:: Stated task ::
Pull out every line with the word "development".

:: Listed entries ::

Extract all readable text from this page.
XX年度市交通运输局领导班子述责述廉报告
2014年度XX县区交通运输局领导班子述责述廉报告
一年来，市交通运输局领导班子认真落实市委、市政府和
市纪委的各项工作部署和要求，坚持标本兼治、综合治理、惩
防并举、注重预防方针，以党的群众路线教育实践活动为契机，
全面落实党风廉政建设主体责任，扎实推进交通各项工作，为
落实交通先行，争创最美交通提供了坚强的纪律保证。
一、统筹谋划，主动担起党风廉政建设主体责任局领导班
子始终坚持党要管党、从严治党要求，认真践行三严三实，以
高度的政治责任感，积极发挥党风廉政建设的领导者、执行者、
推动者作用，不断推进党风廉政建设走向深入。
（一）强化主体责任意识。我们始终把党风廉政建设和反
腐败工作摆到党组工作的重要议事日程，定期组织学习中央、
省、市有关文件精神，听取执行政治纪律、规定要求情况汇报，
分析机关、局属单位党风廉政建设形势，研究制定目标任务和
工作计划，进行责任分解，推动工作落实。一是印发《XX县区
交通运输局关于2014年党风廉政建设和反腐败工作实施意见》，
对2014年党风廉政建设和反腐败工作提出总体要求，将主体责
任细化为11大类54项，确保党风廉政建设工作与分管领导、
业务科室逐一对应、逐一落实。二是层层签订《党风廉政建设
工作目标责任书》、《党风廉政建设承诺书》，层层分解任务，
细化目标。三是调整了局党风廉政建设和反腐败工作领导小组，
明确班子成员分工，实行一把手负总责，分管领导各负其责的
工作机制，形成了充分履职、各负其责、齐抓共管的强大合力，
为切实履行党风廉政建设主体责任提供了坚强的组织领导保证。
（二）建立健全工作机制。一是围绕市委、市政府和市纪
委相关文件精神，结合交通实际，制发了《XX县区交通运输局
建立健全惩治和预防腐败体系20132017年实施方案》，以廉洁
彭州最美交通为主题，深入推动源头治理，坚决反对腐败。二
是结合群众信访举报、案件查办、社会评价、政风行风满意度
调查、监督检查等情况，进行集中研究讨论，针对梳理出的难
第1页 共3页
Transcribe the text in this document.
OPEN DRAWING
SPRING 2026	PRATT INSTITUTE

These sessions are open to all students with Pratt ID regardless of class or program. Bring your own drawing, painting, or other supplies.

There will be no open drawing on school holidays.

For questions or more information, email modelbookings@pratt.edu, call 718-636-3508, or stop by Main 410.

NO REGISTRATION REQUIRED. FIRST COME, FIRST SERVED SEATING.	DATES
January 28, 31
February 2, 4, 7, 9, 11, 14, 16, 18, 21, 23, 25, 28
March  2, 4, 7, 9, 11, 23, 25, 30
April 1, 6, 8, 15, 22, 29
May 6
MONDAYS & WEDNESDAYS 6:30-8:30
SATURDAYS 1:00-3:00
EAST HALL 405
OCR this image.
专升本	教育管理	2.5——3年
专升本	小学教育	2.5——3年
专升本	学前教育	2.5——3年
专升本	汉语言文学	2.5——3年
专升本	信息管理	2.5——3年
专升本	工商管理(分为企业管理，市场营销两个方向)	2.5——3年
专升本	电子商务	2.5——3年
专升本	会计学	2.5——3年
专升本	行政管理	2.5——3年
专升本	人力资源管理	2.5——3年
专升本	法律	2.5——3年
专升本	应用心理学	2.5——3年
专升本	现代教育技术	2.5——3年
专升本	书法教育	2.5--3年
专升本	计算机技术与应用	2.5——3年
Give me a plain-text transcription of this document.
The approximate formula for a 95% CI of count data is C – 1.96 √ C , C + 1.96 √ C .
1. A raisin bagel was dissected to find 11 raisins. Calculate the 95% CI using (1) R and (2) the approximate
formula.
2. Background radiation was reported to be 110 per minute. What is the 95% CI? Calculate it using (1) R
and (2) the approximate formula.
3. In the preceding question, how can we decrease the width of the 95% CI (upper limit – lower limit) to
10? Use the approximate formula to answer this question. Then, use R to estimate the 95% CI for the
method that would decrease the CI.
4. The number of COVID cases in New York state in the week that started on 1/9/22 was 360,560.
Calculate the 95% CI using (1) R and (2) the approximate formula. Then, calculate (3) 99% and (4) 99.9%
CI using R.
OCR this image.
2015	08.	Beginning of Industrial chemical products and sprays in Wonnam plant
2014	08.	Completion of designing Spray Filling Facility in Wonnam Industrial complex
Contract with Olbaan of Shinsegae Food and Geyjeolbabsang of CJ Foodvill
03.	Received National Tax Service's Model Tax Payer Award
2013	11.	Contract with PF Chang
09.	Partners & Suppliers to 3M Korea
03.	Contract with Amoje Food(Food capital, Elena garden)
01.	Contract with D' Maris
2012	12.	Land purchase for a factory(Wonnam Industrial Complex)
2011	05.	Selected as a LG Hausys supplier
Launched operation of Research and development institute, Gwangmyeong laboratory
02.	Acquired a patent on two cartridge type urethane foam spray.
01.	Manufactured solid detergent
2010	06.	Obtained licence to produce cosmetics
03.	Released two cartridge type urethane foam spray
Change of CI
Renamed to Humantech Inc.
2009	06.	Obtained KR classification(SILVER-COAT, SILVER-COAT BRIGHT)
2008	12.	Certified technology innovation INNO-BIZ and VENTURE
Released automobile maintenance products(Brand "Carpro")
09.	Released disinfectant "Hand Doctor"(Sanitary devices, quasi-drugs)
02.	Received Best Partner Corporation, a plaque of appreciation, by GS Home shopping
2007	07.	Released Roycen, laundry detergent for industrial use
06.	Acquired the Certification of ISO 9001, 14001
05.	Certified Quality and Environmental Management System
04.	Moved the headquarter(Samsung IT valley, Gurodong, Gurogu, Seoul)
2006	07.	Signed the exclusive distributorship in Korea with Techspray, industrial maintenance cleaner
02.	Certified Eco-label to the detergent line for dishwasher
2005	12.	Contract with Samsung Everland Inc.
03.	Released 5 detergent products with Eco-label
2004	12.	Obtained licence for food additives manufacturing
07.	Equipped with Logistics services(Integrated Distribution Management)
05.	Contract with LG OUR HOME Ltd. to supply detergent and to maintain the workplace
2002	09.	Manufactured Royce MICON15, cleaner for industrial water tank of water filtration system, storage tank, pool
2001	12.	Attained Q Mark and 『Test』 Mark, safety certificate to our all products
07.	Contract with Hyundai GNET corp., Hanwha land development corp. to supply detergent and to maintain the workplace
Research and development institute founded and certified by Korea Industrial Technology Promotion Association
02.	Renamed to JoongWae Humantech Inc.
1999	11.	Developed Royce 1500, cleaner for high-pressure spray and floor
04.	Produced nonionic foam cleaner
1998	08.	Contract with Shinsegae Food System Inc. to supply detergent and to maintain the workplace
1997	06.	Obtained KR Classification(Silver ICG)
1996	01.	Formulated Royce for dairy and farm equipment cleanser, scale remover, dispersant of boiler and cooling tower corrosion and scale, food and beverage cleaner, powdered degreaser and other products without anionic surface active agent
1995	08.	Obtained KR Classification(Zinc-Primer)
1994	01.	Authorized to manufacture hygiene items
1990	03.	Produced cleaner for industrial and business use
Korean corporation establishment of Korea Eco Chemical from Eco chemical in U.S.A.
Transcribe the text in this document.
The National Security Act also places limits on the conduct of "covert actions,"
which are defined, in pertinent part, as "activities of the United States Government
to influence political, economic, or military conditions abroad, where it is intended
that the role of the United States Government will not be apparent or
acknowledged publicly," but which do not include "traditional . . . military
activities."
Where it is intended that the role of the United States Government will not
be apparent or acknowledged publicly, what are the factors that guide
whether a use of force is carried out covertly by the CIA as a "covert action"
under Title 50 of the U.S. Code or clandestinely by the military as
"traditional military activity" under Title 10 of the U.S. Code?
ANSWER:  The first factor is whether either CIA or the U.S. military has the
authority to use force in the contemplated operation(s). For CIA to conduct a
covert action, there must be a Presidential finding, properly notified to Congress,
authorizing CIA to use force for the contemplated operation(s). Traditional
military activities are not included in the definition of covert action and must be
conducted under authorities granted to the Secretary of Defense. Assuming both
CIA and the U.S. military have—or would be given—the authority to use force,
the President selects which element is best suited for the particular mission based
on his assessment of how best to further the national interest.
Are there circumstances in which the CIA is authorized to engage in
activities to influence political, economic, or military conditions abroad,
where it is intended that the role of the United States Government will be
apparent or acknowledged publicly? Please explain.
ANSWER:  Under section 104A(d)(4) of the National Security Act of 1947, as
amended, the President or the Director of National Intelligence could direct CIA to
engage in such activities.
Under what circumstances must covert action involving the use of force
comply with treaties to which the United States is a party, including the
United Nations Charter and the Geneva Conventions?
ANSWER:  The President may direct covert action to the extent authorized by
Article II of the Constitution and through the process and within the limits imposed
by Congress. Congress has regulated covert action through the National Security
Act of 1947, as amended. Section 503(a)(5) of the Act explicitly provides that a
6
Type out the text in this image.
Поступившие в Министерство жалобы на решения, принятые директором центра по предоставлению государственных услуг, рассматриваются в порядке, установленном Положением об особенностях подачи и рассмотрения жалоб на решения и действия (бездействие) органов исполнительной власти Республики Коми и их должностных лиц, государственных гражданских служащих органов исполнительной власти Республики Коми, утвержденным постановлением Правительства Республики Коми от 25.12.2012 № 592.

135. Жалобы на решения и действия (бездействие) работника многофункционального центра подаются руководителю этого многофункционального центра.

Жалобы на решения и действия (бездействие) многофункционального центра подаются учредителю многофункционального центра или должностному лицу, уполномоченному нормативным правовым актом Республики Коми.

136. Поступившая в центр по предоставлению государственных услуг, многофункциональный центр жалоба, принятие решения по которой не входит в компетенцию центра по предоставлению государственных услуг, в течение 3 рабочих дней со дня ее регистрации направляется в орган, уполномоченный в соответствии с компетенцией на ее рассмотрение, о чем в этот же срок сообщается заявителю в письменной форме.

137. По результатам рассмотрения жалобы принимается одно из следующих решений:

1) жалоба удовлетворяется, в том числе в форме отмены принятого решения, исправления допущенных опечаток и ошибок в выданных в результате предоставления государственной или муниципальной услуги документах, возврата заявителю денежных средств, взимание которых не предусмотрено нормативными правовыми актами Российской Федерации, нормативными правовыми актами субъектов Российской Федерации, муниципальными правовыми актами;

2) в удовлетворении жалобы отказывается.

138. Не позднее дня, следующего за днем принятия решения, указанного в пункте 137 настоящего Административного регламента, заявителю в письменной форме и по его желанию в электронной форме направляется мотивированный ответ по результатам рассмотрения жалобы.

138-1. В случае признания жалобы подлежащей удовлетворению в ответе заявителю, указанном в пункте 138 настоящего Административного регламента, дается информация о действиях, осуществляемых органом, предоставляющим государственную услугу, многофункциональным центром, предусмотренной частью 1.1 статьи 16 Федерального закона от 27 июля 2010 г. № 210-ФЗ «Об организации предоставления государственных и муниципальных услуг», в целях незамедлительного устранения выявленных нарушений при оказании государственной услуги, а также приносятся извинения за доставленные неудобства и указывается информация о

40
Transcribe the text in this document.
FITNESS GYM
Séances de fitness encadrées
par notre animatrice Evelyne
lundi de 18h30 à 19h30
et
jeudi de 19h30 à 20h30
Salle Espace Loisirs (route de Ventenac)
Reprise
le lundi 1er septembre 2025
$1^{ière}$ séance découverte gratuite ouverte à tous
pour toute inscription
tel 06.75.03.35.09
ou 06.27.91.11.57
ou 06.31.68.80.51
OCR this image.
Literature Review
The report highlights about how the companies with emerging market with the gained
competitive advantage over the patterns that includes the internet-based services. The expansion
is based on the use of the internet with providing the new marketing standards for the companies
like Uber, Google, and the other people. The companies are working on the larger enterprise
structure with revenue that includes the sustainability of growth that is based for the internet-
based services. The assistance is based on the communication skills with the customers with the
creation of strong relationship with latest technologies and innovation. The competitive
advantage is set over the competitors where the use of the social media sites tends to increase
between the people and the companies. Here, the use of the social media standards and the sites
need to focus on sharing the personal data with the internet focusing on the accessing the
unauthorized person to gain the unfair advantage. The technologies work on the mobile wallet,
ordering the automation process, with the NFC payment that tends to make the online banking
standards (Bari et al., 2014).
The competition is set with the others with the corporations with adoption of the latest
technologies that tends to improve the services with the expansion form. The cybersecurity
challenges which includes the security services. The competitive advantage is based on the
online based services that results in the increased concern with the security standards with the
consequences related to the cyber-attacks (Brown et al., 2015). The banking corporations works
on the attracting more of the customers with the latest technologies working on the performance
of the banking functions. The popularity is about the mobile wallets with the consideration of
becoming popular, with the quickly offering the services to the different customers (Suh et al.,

:: Output below ::
Launched operation of Research and development institute, Gwangmyeong laboratory
07.	Contract with Hyundai GNET corp., Hanwha land development corp. to supply detergent and to maintain the workplace
Research and development institute founded and certified by Korea Industrial Technology Promotion Association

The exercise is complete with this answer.